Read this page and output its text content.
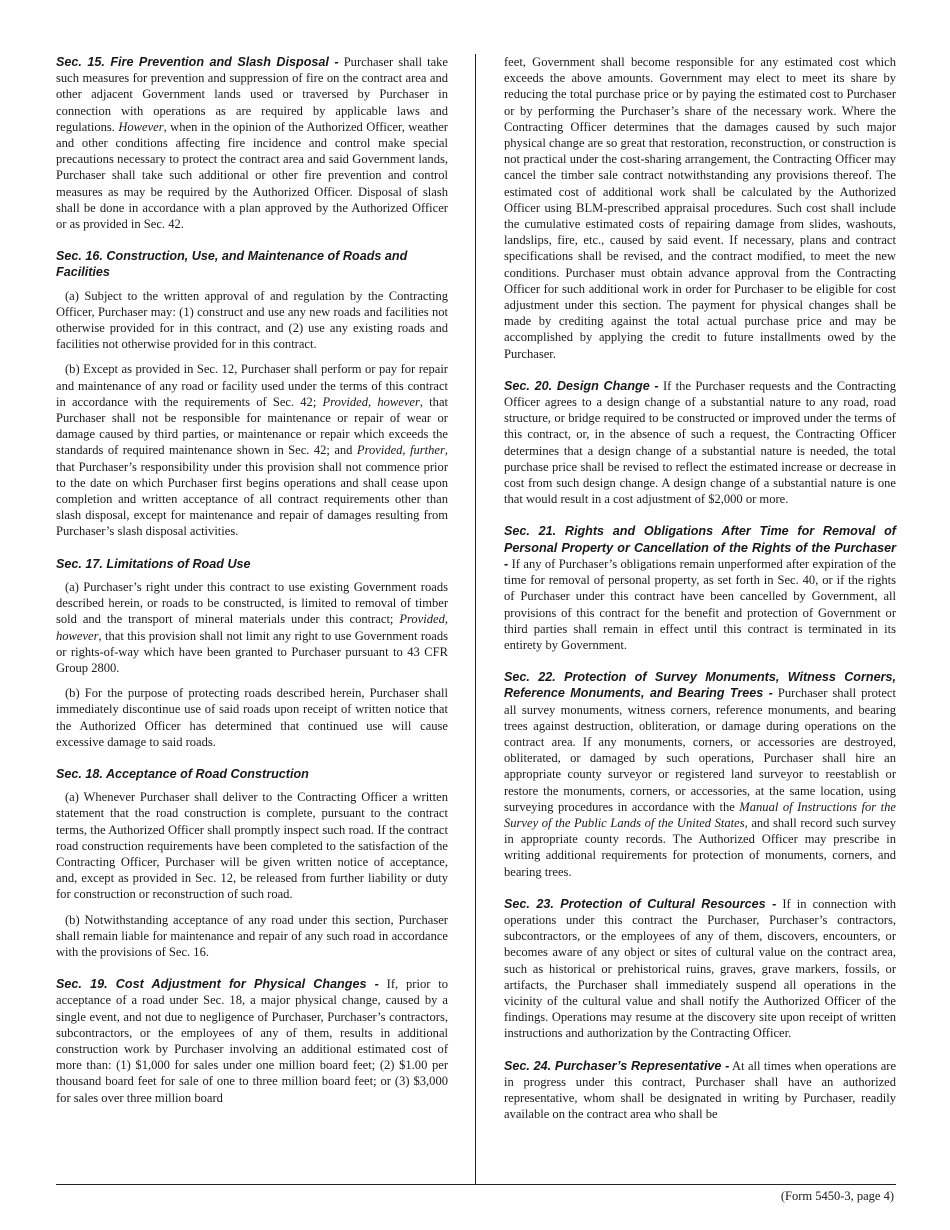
Sec. 15. Fire Prevention and Slash Disposal - Purchaser shall take such measures for prevention and suppression of fire on the contract area and other adjacent Government lands used or traversed by Purchaser in connection with operations as are required by applicable laws and regulations. However, when in the opinion of the Authorized Officer, weather and other conditions affecting fire incidence and control make special precautions necessary to protect the contract area and said Government lands, Purchaser shall take such additional or other fire prevention and control measures as may be required by the Authorized Officer. Disposal of slash shall be done in accordance with a plan approved by the Authorized Officer or as provided in Sec. 42.

Sec. 16. Construction, Use, and Maintenance of Roads and Facilities

(a) Subject to the written approval of and regulation by the Contracting Officer, Purchaser may: (1) construct and use any new roads and facilities not otherwise provided for in this contract, and (2) use any existing roads and facilities not otherwise provided for in this contract.

(b) Except as provided in Sec. 12, Purchaser shall perform or pay for repair and maintenance of any road or facility used under the terms of this contract in accordance with the requirements of Sec. 42; Provided, however, that Purchaser shall not be responsible for maintenance or repair of wear or damage caused by third parties, or maintenance or repair which exceeds the standards of required maintenance shown in Sec. 42; and Provided, further, that Purchaser’s responsibility under this provision shall not commence prior to the date on which Purchaser first begins operations and shall cease upon completion and written acceptance of all contract requirements other than slash disposal, except for maintenance and repair of damages resulting from Purchaser’s slash disposal activities.

Sec. 17. Limitations of Road Use

(a) Purchaser’s right under this contract to use existing Government roads described herein, or roads to be constructed, is limited to removal of timber sold and the transport of mineral materials under this contract; Provided, however, that this provision shall not limit any right to use Government roads or rights-of-way which have been granted to Purchaser pursuant to 43 CFR Group 2800.

(b) For the purpose of protecting roads described herein, Purchaser shall immediately discontinue use of said roads upon receipt of written notice that the Authorized Officer has determined that continued use will cause excessive damage to said roads.

Sec. 18. Acceptance of Road Construction

(a) Whenever Purchaser shall deliver to the Contracting Officer a written statement that the road construction is complete, pursuant to the contract terms, the Authorized Officer shall promptly inspect such road. If the contract road construction requirements have been completed to the satisfaction of the Contracting Officer, Purchaser will be given written notice of acceptance, and, except as provided in Sec. 12, be released from further liability or duty for construction or reconstruction of such road.

(b) Notwithstanding acceptance of any road under this section, Purchaser shall remain liable for maintenance and repair of any such road in accordance with the provisions of Sec. 16.

Sec. 19. Cost Adjustment for Physical Changes - If, prior to acceptance of a road under Sec. 18, a major physical change, caused by a single event, and not due to negligence of Purchaser, Purchaser’s contractors, subcontractors, or the employees of any of them, results in additional construction work by Purchaser involving an additional estimated cost of more than: (1) $1,000 for sales under one million board feet; (2) $1.00 per thousand board feet for sale of one to three million board feet; or (3) $3,000 for sales over three million board

feet, Government shall become responsible for any estimated cost which exceeds the above amounts. Government may elect to meet its share by reducing the total purchase price or by paying the estimated cost to Purchaser or by performing the Purchaser’s share of the necessary work. Where the Contracting Officer determines that the damages caused by such major physical change are so great that restoration, reconstruction, or construction is not practical under the cost-sharing arrangement, the Contracting Officer may cancel the timber sale contract notwithstanding any provisions thereof. The estimated cost of additional work shall be calculated by the Authorized Officer using BLM-prescribed appraisal procedures. Such cost shall include the cumulative estimated costs of repairing damage from slides, washouts, landslips, fire, etc., caused by said event. If necessary, plans and contract specifications shall be revised, and the contract modified, to meet the new conditions. Purchaser must obtain advance approval from the Contracting Officer for such additional work in order for Purchaser to be eligible for cost adjustment under this section. The payment for physical changes shall be made by crediting against the total actual purchase price and may be accomplished by applying the credit to future installments owed by the Purchaser.

Sec. 20. Design Change - If the Purchaser requests and the Contracting Officer agrees to a design change of a substantial nature to any road, road structure, or bridge required to be constructed or improved under the terms of this contract, or, in the absence of such a request, the Contracting Officer determines that a design change of a substantial nature is needed, the total purchase price shall be revised to reflect the estimated increase or decrease in cost from such design change. A design change of a substantial nature is one that would result in a cost adjustment of $2,000 or more.

Sec. 21. Rights and Obligations After Time for Removal of Personal Property or Cancellation of the Rights of the Purchaser - If any of Purchaser’s obligations remain unperformed after expiration of the time for removal of personal property, as set forth in Sec. 40, or if the rights of Purchaser under this contract have been cancelled by Government, all provisions of this contract for the benefit and protection of Government or third parties shall remain in effect until this contract is terminated in its entirety by Government.

Sec. 22. Protection of Survey Monuments, Witness Corners, Reference Monuments, and Bearing Trees - Purchaser shall protect all survey monuments, witness corners, reference monuments, and bearing trees against destruction, obliteration, or damage during operations on the contract area. If any monuments, corners, or accessories are destroyed, obliterated, or damaged by such operations, Purchaser shall hire an appropriate county surveyor or registered land surveyor to reestablish or restore the monuments, corners, or accessories, at the same location, using surveying procedures in accordance with the Manual of Instructions for the Survey of the Public Lands of the United States, and shall record such survey in appropriate county records. The Authorized Officer may prescribe in writing additional requirements for protection of monuments, corners, and bearing trees.

Sec. 23. Protection of Cultural Resources - If in connection with operations under this contract the Purchaser, Purchaser’s contractors, subcontractors, or the employees of any of them, discovers, encounters, or becomes aware of any object or sites of cultural value on the contract area, such as historical or prehistorical ruins, graves, grave markers, fossils, or artifacts, the Purchaser shall immediately suspend all operations in the vicinity of the cultural value and shall notify the Authorized Officer of the findings. Operations may resume at the discovery site upon receipt of written instructions and authorization by the Contracting Officer.

Sec. 24. Purchaser’s Representative - At all times when operations are in progress under this contract, Purchaser shall have an authorized representative, whom shall be designated in writing by Purchaser, readily available on the contract area who shall be

(Form 5450-3, page 4)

:: Written instruction ::
Print every entry above again without changing a word, and omit the pictures.

:: Final result ::
Read this page and output its text content.
Sec. 15. Fire Prevention and Slash Disposal - Purchaser shall take such measures for prevention and suppression of fire on the contract area and other adjacent Government lands used or traversed by Purchaser in connection with operations as are required by applicable laws and regulations. However, when in the opinion of the Authorized Officer, weather and other conditions affecting fire incidence and control make special precautions necessary to protect the contract area and said Government lands, Purchaser shall take such additional or other fire prevention and control measures as may be required by the Authorized Officer. Disposal of slash shall be done in accordance with a plan approved by the Authorized Officer or as provided in Sec. 42.

Sec. 16. Construction, Use, and Maintenance of Roads and Facilities

(a) Subject to the written approval of and regulation by the Contracting Officer, Purchaser may: (1) construct and use any new roads and facilities not otherwise provided for in this contract, and (2) use any existing roads and facilities not otherwise provided for in this contract.

(b) Except as provided in Sec. 12, Purchaser shall perform or pay for repair and maintenance of any road or facility used under the terms of this contract in accordance with the requirements of Sec. 42; Provided, however, that Purchaser shall not be responsible for maintenance or repair of wear or damage caused by third parties, or maintenance or repair which exceeds the standards of required maintenance shown in Sec. 42; and Provided, further, that Purchaser’s responsibility under this provision shall not commence prior to the date on which Purchaser first begins operations and shall cease upon completion and written acceptance of all contract requirements other than slash disposal, except for maintenance and repair of damages resulting from Purchaser’s slash disposal activities.

Sec. 17. Limitations of Road Use

(a) Purchaser’s right under this contract to use existing Government roads described herein, or roads to be constructed, is limited to removal of timber sold and the transport of mineral materials under this contract; Provided, however, that this provision shall not limit any right to use Government roads or rights-of-way which have been granted to Purchaser pursuant to 43 CFR Group 2800.

(b) For the purpose of protecting roads described herein, Purchaser shall immediately discontinue use of said roads upon receipt of written notice that the Authorized Officer has determined that continued use will cause excessive damage to said roads.

Sec. 18. Acceptance of Road Construction

(a) Whenever Purchaser shall deliver to the Contracting Officer a written statement that the road construction is complete, pursuant to the contract terms, the Authorized Officer shall promptly inspect such road. If the contract road construction requirements have been completed to the satisfaction of the Contracting Officer, Purchaser will be given written notice of acceptance, and, except as provided in Sec. 12, be released from further liability or duty for construction or reconstruction of such road.

(b) Notwithstanding acceptance of any road under this section, Purchaser shall remain liable for maintenance and repair of any such road in accordance with the provisions of Sec. 16.

Sec. 19. Cost Adjustment for Physical Changes - If, prior to acceptance of a road under Sec. 18, a major physical change, caused by a single event, and not due to negligence of Purchaser, Purchaser’s contractors, subcontractors, or the employees of any of them, results in additional construction work by Purchaser involving an additional estimated cost of more than: (1) $1,000 for sales under one million board feet; (2) $1.00 per thousand board feet for sale of one to three million board feet; or (3) $3,000 for sales over three million board

feet, Government shall become responsible for any estimated cost which exceeds the above amounts. Government may elect to meet its share by reducing the total purchase price or by paying the estimated cost to Purchaser or by performing the Purchaser’s share of the necessary work. Where the Contracting Officer determines that the damages caused by such major physical change are so great that restoration, reconstruction, or construction is not practical under the cost-sharing arrangement, the Contracting Officer may cancel the timber sale contract notwithstanding any provisions thereof. The estimated cost of additional work shall be calculated by the Authorized Officer using BLM-prescribed appraisal procedures. Such cost shall include the cumulative estimated costs of repairing damage from slides, washouts, landslips, fire, etc., caused by said event. If necessary, plans and contract specifications shall be revised, and the contract modified, to meet the new conditions. Purchaser must obtain advance approval from the Contracting Officer for such additional work in order for Purchaser to be eligible for cost adjustment under this section. The payment for physical changes shall be made by crediting against the total actual purchase price and may be accomplished by applying the credit to future installments owed by the Purchaser.

Sec. 20. Design Change - If the Purchaser requests and the Contracting Officer agrees to a design change of a substantial nature to any road, road structure, or bridge required to be constructed or improved under the terms of this contract, or, in the absence of such a request, the Contracting Officer determines that a design change of a substantial nature is needed, the total purchase price shall be revised to reflect the estimated increase or decrease in cost from such design change. A design change of a substantial nature is one that would result in a cost adjustment of $2,000 or more.

Sec. 21. Rights and Obligations After Time for Removal of Personal Property or Cancellation of the Rights of the Purchaser - If any of Purchaser’s obligations remain unperformed after expiration of the time for removal of personal property, as set forth in Sec. 40, or if the rights of Purchaser under this contract have been cancelled by Government, all provisions of this contract for the benefit and protection of Government or third parties shall remain in effect until this contract is terminated in its entirety by Government.

Sec. 22. Protection of Survey Monuments, Witness Corners, Reference Monuments, and Bearing Trees - Purchaser shall protect all survey monuments, witness corners, reference monuments, and bearing trees against destruction, obliteration, or damage during operations on the contract area. If any monuments, corners, or accessories are destroyed, obliterated, or damaged by such operations, Purchaser shall hire an appropriate county surveyor or registered land surveyor to reestablish or restore the monuments, corners, or accessories, at the same location, using surveying procedures in accordance with the Manual of Instructions for the Survey of the Public Lands of the United States, and shall record such survey in appropriate county records. The Authorized Officer may prescribe in writing additional requirements for protection of monuments, corners, and bearing trees.

Sec. 23. Protection of Cultural Resources - If in connection with operations under this contract the Purchaser, Purchaser’s contractors, subcontractors, or the employees of any of them, discovers, encounters, or becomes aware of any object or sites of cultural value on the contract area, such as historical or prehistorical ruins, graves, grave markers, fossils, or artifacts, the Purchaser shall immediately suspend all operations in the vicinity of the cultural value and shall notify the Authorized Officer of the findings. Operations may resume at the discovery site upon receipt of written instructions and authorization by the Contracting Officer.

Sec. 24. Purchaser’s Representative - At all times when operations are in progress under this contract, Purchaser shall have an authorized representative, whom shall be designated in writing by Purchaser, readily available on the contract area who shall be

(Form 5450-3, page 4)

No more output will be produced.